● **Work to be completed**: Rewrite the lines from the first one through the line with "slide-thumbnail-3[interactable] xyxy=(0,339,77,405)", changing "interactable" to "clickable" and leaving everything else unchanged.

──────────

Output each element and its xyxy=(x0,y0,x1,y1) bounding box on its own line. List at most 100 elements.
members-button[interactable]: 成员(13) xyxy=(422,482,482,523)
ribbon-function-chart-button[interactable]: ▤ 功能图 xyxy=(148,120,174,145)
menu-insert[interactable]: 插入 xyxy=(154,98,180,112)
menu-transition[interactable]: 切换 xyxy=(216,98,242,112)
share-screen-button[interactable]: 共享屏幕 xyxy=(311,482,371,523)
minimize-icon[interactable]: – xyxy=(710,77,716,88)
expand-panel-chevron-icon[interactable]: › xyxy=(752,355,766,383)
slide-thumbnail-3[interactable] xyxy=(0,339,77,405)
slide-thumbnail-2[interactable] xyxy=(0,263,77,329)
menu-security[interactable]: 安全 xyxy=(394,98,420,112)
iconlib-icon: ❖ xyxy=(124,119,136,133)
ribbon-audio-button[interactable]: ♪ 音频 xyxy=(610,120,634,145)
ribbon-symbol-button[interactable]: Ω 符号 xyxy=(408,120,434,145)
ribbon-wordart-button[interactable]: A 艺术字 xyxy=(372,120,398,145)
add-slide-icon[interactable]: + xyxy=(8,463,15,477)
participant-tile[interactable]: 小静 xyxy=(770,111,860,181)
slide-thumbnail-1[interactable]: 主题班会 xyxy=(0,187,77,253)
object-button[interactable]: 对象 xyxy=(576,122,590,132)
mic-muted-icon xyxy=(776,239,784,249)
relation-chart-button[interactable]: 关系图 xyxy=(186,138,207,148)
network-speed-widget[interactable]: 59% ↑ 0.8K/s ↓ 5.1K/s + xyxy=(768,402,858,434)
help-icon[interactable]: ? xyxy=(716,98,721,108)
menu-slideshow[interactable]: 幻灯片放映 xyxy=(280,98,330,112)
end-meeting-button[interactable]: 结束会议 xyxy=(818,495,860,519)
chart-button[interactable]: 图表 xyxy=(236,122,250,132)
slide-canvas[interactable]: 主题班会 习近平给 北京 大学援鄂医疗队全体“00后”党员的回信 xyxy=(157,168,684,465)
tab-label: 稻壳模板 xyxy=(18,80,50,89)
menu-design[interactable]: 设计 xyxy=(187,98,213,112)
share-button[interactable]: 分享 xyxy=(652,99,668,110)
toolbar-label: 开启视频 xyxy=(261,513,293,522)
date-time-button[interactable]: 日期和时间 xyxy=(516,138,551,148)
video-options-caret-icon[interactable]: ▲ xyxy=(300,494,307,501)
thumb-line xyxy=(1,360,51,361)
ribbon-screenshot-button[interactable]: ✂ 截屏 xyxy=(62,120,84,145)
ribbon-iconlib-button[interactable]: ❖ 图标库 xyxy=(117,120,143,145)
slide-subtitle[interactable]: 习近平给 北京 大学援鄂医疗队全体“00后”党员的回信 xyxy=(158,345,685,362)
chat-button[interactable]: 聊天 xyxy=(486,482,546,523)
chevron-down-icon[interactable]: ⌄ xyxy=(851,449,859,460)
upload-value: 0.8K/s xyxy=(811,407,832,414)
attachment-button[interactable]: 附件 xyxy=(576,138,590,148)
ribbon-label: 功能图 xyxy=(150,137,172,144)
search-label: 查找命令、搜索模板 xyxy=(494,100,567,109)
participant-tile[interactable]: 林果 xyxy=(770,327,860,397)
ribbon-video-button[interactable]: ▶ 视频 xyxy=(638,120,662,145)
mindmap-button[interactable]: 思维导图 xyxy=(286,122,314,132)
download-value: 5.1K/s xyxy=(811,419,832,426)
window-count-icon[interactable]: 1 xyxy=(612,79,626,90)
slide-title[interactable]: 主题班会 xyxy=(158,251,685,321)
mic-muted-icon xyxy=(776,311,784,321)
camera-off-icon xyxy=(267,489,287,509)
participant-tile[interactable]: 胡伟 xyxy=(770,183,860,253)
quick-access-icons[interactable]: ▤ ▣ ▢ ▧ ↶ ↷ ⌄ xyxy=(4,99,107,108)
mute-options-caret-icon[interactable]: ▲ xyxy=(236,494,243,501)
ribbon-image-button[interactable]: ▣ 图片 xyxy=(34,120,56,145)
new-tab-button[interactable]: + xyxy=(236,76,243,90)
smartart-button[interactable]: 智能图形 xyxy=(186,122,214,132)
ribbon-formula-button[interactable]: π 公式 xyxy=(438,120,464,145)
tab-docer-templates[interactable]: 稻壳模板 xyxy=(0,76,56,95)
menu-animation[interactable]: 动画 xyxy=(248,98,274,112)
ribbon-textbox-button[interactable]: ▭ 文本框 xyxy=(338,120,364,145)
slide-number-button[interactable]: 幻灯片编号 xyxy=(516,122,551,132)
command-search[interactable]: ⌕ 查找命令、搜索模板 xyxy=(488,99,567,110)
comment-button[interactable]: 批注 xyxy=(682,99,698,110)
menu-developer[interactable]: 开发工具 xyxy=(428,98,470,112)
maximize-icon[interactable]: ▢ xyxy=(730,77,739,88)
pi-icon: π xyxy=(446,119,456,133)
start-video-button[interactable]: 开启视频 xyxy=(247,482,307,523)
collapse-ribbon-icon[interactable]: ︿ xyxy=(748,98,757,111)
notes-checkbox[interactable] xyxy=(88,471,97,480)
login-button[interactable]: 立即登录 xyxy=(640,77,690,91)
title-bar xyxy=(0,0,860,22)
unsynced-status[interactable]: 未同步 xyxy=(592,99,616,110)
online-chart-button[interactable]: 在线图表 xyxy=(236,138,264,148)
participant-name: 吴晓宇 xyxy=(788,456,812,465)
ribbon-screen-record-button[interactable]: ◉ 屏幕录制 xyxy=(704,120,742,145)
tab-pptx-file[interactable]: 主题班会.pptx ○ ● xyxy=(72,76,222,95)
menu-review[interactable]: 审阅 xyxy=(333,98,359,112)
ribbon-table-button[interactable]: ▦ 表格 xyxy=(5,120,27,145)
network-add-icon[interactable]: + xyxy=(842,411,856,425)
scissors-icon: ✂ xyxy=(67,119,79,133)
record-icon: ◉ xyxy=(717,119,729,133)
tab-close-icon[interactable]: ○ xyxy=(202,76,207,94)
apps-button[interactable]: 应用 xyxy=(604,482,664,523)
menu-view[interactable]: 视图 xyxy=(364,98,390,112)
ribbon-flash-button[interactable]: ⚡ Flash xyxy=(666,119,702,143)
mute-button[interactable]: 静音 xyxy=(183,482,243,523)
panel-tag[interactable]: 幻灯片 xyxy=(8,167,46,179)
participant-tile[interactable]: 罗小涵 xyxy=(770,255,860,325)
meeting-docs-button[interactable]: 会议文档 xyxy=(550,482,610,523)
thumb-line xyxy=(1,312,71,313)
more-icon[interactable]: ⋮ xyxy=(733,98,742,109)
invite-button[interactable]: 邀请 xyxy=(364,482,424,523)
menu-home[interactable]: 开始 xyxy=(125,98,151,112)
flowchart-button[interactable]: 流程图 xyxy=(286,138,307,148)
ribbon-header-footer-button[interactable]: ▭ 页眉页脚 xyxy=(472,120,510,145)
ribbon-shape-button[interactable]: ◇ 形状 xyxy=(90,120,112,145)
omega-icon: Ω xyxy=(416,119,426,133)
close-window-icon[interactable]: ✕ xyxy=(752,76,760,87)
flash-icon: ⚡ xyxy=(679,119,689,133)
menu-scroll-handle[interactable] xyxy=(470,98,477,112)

──────────

● **Final answer**:
Output each element and its xyxy=(x0,y0,x1,y1) bounding box on its own line. List at most 100 elements.
members-button[clickable]: 成员(13) xyxy=(422,482,482,523)
ribbon-function-chart-button[clickable]: ▤ 功能图 xyxy=(148,120,174,145)
menu-insert[clickable]: 插入 xyxy=(154,98,180,112)
menu-transition[clickable]: 切换 xyxy=(216,98,242,112)
share-screen-button[clickable]: 共享屏幕 xyxy=(311,482,371,523)
minimize-icon[clickable]: – xyxy=(710,77,716,88)
expand-panel-chevron-icon[clickable]: › xyxy=(752,355,766,383)
slide-thumbnail-3[clickable] xyxy=(0,339,77,405)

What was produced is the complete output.